▶ [Your instructions] Examine the entries and show every line in which the word "true" is found.

▶ [Data in this exercise]

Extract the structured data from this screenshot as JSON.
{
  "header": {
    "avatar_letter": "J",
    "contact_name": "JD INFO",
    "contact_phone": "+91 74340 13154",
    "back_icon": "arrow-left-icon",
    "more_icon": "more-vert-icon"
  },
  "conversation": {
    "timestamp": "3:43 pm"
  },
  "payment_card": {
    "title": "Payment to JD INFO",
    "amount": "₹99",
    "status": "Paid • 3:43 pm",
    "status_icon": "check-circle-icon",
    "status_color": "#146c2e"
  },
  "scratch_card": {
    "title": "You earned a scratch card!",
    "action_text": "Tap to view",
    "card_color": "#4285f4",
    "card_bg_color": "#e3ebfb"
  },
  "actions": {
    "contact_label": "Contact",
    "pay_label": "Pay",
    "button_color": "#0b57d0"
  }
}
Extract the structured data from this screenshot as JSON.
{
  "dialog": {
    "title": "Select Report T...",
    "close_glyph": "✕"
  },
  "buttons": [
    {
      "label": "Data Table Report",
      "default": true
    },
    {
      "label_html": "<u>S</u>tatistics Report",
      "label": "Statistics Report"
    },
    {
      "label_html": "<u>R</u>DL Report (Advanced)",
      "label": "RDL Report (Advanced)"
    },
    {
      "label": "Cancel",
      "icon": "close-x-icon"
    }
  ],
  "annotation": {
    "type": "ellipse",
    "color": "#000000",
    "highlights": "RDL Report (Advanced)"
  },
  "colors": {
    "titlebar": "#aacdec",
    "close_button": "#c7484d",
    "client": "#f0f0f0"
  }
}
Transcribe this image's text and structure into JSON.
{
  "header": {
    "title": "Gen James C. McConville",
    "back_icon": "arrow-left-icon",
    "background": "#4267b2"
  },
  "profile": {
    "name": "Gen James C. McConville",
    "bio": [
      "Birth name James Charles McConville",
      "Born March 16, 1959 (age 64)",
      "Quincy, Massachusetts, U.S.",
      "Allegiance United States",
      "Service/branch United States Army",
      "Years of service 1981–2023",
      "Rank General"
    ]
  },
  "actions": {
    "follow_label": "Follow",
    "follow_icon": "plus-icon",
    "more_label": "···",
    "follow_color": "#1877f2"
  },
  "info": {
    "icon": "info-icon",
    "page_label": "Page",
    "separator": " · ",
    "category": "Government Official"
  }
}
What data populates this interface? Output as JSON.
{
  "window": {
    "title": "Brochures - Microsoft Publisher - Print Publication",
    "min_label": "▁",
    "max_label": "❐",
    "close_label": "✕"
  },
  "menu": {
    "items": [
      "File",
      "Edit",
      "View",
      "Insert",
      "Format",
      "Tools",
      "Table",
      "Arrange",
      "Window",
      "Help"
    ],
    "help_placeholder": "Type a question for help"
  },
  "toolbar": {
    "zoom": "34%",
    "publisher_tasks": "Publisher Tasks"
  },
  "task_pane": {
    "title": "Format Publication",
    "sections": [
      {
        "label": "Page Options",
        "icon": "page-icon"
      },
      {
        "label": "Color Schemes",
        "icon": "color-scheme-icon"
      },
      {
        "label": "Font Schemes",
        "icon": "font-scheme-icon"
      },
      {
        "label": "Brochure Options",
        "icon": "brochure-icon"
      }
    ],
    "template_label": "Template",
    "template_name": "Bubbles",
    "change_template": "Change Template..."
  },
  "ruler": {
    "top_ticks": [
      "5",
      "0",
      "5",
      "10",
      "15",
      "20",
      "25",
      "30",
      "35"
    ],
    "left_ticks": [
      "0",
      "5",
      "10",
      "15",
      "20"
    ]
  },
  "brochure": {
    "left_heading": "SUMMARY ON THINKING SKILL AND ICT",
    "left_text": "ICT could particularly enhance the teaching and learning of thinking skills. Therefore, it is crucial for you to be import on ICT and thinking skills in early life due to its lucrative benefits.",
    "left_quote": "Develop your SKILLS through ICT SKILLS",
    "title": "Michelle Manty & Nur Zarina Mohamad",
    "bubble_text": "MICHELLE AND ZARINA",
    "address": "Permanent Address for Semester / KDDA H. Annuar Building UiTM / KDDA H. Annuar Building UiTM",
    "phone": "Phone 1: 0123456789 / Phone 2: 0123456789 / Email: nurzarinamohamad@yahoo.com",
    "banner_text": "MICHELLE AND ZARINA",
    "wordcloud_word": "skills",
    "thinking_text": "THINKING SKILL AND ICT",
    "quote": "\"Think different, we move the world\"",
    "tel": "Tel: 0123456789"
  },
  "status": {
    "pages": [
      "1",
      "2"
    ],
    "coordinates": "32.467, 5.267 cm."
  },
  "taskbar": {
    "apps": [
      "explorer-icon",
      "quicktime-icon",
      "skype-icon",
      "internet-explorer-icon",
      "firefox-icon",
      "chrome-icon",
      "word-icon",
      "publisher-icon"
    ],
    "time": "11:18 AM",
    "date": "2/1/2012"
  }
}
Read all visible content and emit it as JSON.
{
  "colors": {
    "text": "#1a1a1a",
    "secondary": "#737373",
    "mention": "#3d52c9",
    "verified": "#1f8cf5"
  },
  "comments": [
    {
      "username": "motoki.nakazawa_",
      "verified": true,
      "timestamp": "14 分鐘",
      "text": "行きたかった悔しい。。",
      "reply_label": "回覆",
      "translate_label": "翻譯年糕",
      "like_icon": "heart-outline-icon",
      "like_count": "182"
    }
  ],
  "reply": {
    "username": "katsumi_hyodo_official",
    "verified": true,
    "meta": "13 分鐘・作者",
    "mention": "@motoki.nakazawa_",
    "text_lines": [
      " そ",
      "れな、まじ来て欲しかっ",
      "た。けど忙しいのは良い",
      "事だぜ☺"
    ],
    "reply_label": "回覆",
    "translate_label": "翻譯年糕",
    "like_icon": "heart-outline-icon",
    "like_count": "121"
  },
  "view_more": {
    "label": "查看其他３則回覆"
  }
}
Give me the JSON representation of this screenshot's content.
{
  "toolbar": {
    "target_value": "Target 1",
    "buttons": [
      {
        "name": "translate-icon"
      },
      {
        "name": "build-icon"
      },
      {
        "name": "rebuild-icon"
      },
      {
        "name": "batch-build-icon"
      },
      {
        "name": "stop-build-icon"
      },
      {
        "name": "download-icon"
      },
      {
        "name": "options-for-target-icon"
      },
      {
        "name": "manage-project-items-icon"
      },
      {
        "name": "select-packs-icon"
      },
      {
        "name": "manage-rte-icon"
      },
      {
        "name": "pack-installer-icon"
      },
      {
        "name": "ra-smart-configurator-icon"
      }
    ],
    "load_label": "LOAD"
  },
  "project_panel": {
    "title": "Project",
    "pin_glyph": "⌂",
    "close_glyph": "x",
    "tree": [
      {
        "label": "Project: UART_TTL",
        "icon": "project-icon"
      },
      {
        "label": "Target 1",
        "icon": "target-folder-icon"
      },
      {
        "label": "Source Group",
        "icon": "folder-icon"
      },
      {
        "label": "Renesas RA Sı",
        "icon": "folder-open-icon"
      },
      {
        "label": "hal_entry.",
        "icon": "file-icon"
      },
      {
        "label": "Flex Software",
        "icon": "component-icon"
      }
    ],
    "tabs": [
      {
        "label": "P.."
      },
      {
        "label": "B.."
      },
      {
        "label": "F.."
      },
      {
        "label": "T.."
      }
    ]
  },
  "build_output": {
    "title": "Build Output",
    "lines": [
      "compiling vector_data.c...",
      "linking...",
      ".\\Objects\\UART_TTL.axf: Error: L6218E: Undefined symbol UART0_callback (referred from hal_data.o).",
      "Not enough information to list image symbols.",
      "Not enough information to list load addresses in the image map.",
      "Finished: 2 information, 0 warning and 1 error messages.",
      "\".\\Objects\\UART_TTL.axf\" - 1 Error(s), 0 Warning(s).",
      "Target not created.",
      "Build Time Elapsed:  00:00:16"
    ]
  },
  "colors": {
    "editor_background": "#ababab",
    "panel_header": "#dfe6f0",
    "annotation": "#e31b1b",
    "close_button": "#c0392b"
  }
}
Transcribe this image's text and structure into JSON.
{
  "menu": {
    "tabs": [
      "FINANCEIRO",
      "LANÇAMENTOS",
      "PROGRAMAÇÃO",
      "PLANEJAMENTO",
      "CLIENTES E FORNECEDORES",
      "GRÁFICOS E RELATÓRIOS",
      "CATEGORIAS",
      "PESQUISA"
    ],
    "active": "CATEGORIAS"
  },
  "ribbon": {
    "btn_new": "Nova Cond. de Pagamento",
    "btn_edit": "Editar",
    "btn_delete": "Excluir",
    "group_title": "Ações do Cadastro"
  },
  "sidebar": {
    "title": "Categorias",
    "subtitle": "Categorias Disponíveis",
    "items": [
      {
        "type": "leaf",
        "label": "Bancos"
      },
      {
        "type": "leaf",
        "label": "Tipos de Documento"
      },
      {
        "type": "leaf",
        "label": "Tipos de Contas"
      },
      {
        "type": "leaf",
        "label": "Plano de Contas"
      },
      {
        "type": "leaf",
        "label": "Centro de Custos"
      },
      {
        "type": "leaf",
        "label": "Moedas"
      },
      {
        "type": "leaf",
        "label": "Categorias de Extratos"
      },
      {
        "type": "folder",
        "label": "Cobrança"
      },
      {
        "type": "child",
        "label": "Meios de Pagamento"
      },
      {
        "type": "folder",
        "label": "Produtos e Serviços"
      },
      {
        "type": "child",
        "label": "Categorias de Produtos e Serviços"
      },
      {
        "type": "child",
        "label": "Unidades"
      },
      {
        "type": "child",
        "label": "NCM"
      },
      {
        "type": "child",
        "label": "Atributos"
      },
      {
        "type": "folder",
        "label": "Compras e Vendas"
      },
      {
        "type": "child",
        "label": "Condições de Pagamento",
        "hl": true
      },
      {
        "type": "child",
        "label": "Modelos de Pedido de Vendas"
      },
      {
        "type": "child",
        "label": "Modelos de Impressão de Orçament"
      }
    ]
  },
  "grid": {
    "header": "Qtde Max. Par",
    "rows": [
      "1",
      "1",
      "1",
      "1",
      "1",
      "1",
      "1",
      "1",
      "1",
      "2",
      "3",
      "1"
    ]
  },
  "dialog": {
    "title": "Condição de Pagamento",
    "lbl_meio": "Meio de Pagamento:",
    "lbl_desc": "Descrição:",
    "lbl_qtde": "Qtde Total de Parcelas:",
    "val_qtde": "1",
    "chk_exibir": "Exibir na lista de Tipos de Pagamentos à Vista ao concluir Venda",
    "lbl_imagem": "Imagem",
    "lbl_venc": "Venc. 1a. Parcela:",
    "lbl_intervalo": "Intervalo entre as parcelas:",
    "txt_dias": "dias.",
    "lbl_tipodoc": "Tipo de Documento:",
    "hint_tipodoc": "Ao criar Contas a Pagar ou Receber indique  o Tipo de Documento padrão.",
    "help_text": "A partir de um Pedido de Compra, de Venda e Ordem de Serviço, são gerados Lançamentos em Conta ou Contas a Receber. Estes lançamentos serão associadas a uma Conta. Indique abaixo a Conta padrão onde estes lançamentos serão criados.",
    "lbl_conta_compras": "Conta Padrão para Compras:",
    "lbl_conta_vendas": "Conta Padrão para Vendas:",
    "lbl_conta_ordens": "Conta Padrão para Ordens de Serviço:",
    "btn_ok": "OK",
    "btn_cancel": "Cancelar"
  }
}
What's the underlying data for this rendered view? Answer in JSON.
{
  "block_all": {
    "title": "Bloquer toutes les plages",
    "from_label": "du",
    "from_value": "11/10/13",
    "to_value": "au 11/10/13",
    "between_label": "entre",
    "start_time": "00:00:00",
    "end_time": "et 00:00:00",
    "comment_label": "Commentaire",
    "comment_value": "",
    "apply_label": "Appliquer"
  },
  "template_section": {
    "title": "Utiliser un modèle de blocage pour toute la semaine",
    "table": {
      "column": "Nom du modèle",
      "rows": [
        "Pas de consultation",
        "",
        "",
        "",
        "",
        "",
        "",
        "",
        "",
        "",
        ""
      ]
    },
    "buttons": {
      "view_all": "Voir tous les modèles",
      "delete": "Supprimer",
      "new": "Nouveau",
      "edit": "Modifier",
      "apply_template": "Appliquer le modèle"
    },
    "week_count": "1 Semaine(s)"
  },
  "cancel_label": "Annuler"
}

▶ [Task answer]
      "default": true
      "verified": true,
    "verified": true,
        "hl": true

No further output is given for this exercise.